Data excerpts
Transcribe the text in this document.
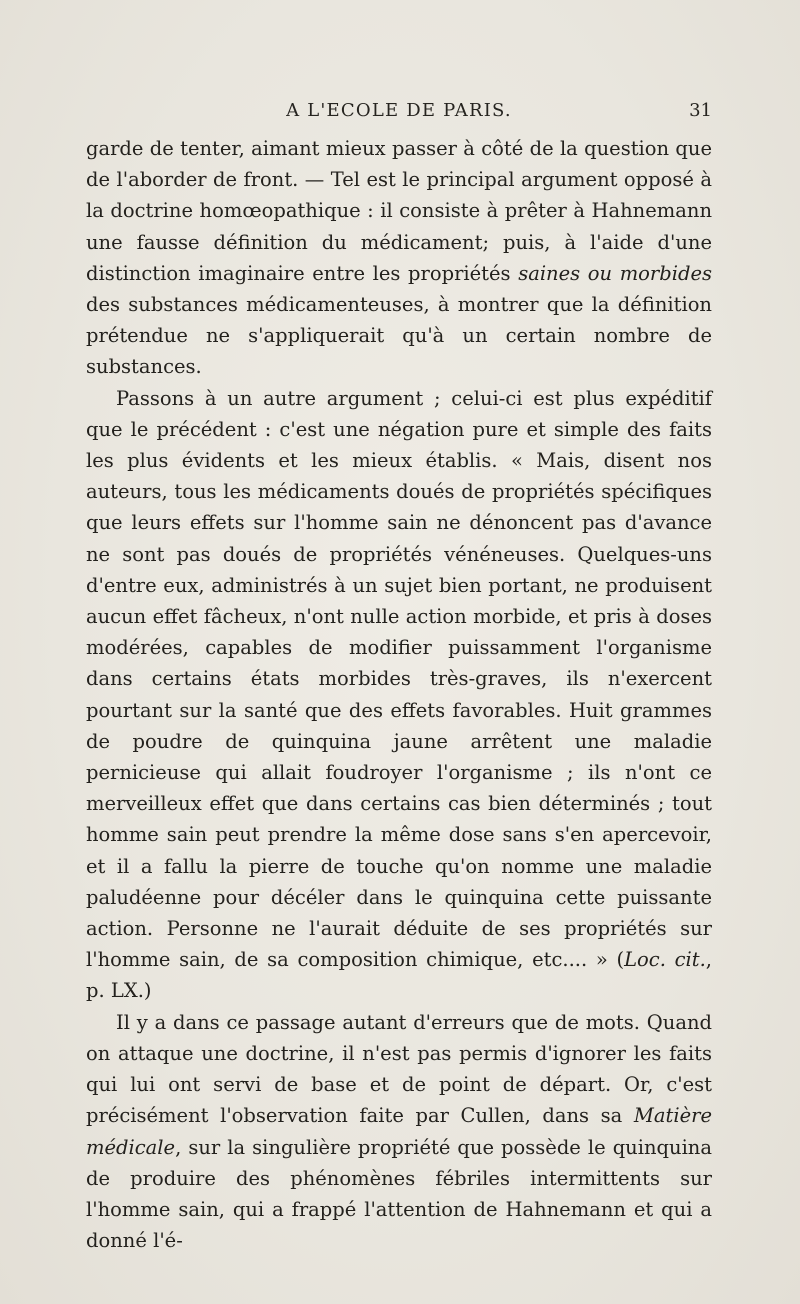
A L'ECOLE DE PARIS.	31

garde de tenter, aimant mieux passer à côté de la question que de l'aborder de front. — Tel est le principal argument opposé à la doctrine homœopathique : il consiste à prêter à Hahnemann une fausse définition du médicament; puis, à l'aide d'une distinction imaginaire entre les propriétés saines ou morbides des substances médicamenteuses, à montrer que la définition prétendue ne s'appliquerait qu'à un certain nombre de substances.

Passons à un autre argument ; celui-ci est plus expéditif que le précédent : c'est une négation pure et simple des faits les plus évidents et les mieux établis. « Mais, disent nos auteurs, tous les médicaments doués de propriétés spécifiques que leurs effets sur l'homme sain ne dénoncent pas d'avance ne sont pas doués de propriétés vénéneuses. Quelques-uns d'entre eux, administrés à un sujet bien portant, ne produisent aucun effet fâcheux, n'ont nulle action morbide, et pris à doses modérées, capables de modifier puissamment l'organisme dans certains états morbides très-graves, ils n'exercent pourtant sur la santé que des effets favorables. Huit grammes de poudre de quinquina jaune arrêtent une maladie pernicieuse qui allait foudroyer l'organisme ; ils n'ont ce merveilleux effet que dans certains cas bien déterminés ; tout homme sain peut prendre la même dose sans s'en apercevoir, et il a fallu la pierre de touche qu'on nomme une maladie paludéenne pour décéler dans le quinquina cette puissante action. Personne ne l'aurait déduite de ses propriétés sur l'homme sain, de sa composition chimique, etc.... » (Loc. cit., p. LX.)

Il y a dans ce passage autant d'erreurs que de mots. Quand on attaque une doctrine, il n'est pas permis d'ignorer les faits qui lui ont servi de base et de point de départ. Or, c'est précisément l'observation faite par Cullen, dans sa Matière médicale, sur la singulière propriété que possède le quinquina de produire des phénomènes fébriles intermittents sur l'homme sain, qui a frappé l'attention de Hahnemann et qui a donné l'é-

#### Request:
Pictures don't belong in the copy. Transcribe every record exactly as it appears.

#### Response to the exercise:
Transcribe the text in this document.
A L'ECOLE DE PARIS.	31

garde de tenter, aimant mieux passer à côté de la question que de l'aborder de front. — Tel est le principal argument opposé à la doctrine homœopathique : il consiste à prêter à Hahnemann une fausse définition du médicament; puis, à l'aide d'une distinction imaginaire entre les propriétés saines ou morbides des substances médicamenteuses, à montrer que la définition prétendue ne s'appliquerait qu'à un certain nombre de substances.

Passons à un autre argument ; celui-ci est plus expéditif que le précédent : c'est une négation pure et simple des faits les plus évidents et les mieux établis. « Mais, disent nos auteurs, tous les médicaments doués de propriétés spécifiques que leurs effets sur l'homme sain ne dénoncent pas d'avance ne sont pas doués de propriétés vénéneuses. Quelques-uns d'entre eux, administrés à un sujet bien portant, ne produisent aucun effet fâcheux, n'ont nulle action morbide, et pris à doses modérées, capables de modifier puissamment l'organisme dans certains états morbides très-graves, ils n'exercent pourtant sur la santé que des effets favorables. Huit grammes de poudre de quinquina jaune arrêtent une maladie pernicieuse qui allait foudroyer l'organisme ; ils n'ont ce merveilleux effet que dans certains cas bien déterminés ; tout homme sain peut prendre la même dose sans s'en apercevoir, et il a fallu la pierre de touche qu'on nomme une maladie paludéenne pour décéler dans le quinquina cette puissante action. Personne ne l'aurait déduite de ses propriétés sur l'homme sain, de sa composition chimique, etc.... » (Loc. cit., p. LX.)

Il y a dans ce passage autant d'erreurs que de mots. Quand on attaque une doctrine, il n'est pas permis d'ignorer les faits qui lui ont servi de base et de point de départ. Or, c'est précisément l'observation faite par Cullen, dans sa Matière médicale, sur la singulière propriété que possède le quinquina de produire des phénomènes fébriles intermittents sur l'homme sain, qui a frappé l'attention de Hahnemann et qui a donné l'é-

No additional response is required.